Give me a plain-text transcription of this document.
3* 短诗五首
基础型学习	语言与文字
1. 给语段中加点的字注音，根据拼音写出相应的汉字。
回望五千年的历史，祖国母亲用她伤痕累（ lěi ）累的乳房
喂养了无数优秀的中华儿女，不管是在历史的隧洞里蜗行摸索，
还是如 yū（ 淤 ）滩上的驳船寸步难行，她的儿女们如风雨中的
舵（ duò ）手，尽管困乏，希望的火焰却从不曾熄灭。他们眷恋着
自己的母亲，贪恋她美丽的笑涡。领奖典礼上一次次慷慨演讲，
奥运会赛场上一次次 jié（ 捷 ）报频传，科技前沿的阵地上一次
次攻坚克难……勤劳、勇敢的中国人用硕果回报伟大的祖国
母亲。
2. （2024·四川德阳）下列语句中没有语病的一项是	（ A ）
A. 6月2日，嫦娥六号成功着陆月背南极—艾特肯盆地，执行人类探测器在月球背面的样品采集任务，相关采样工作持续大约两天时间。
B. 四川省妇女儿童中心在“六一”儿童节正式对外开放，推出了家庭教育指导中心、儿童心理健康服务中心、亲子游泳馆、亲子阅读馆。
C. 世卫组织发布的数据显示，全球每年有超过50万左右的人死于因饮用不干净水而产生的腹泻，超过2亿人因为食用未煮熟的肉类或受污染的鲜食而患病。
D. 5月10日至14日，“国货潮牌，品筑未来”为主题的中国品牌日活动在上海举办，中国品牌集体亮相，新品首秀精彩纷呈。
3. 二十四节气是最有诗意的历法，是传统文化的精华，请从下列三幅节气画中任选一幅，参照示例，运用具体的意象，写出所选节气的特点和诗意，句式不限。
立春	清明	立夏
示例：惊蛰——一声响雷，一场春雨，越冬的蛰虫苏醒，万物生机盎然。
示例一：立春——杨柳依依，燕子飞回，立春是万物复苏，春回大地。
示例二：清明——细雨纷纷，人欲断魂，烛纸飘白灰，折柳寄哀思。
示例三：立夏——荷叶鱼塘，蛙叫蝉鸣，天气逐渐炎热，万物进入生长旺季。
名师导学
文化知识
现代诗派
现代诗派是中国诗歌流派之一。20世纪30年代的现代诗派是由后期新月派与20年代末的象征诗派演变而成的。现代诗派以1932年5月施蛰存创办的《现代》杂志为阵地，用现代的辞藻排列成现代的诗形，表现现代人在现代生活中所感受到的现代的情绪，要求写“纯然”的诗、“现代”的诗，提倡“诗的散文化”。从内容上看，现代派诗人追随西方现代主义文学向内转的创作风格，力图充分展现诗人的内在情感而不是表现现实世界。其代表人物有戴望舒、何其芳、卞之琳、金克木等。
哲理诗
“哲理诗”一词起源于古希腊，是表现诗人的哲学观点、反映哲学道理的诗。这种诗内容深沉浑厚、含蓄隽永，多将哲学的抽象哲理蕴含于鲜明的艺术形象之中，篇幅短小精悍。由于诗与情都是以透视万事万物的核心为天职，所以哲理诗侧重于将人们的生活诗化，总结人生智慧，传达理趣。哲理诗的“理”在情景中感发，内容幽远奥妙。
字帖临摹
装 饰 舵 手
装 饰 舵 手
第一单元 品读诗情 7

----------

### [PROBLEM]
Every entry must be quoted exactly as it appears above.

### [TASK ANSWER]
Give me a plain-text transcription of this document.
3* 短诗五首
基础型学习	语言与文字
1. 给语段中加点的字注音，根据拼音写出相应的汉字。
回望五千年的历史，祖国母亲用她伤痕累（ lěi ）累的乳房
喂养了无数优秀的中华儿女，不管是在历史的隧洞里蜗行摸索，
还是如 yū（ 淤 ）滩上的驳船寸步难行，她的儿女们如风雨中的
舵（ duò ）手，尽管困乏，希望的火焰却从不曾熄灭。他们眷恋着
自己的母亲，贪恋她美丽的笑涡。领奖典礼上一次次慷慨演讲，
奥运会赛场上一次次 jié（ 捷 ）报频传，科技前沿的阵地上一次
次攻坚克难……勤劳、勇敢的中国人用硕果回报伟大的祖国
母亲。
2. （2024·四川德阳）下列语句中没有语病的一项是	（ A ）
A. 6月2日，嫦娥六号成功着陆月背南极—艾特肯盆地，执行人类探测器在月球背面的样品采集任务，相关采样工作持续大约两天时间。
B. 四川省妇女儿童中心在“六一”儿童节正式对外开放，推出了家庭教育指导中心、儿童心理健康服务中心、亲子游泳馆、亲子阅读馆。
C. 世卫组织发布的数据显示，全球每年有超过50万左右的人死于因饮用不干净水而产生的腹泻，超过2亿人因为食用未煮熟的肉类或受污染的鲜食而患病。
D. 5月10日至14日，“国货潮牌，品筑未来”为主题的中国品牌日活动在上海举办，中国品牌集体亮相，新品首秀精彩纷呈。
3. 二十四节气是最有诗意的历法，是传统文化的精华，请从下列三幅节气画中任选一幅，参照示例，运用具体的意象，写出所选节气的特点和诗意，句式不限。
立春	清明	立夏
示例：惊蛰——一声响雷，一场春雨，越冬的蛰虫苏醒，万物生机盎然。
示例一：立春——杨柳依依，燕子飞回，立春是万物复苏，春回大地。
示例二：清明——细雨纷纷，人欲断魂，烛纸飘白灰，折柳寄哀思。
示例三：立夏——荷叶鱼塘，蛙叫蝉鸣，天气逐渐炎热，万物进入生长旺季。
名师导学
文化知识
现代诗派
现代诗派是中国诗歌流派之一。20世纪30年代的现代诗派是由后期新月派与20年代末的象征诗派演变而成的。现代诗派以1932年5月施蛰存创办的《现代》杂志为阵地，用现代的辞藻排列成现代的诗形，表现现代人在现代生活中所感受到的现代的情绪，要求写“纯然”的诗、“现代”的诗，提倡“诗的散文化”。从内容上看，现代派诗人追随西方现代主义文学向内转的创作风格，力图充分展现诗人的内在情感而不是表现现实世界。其代表人物有戴望舒、何其芳、卞之琳、金克木等。
哲理诗
“哲理诗”一词起源于古希腊，是表现诗人的哲学观点、反映哲学道理的诗。这种诗内容深沉浑厚、含蓄隽永，多将哲学的抽象哲理蕴含于鲜明的艺术形象之中，篇幅短小精悍。由于诗与情都是以透视万事万物的核心为天职，所以哲理诗侧重于将人们的生活诗化，总结人生智慧，传达理趣。哲理诗的“理”在情景中感发，内容幽远奥妙。
字帖临摹
装 饰 舵 手
装 饰 舵 手
第一单元 品读诗情 7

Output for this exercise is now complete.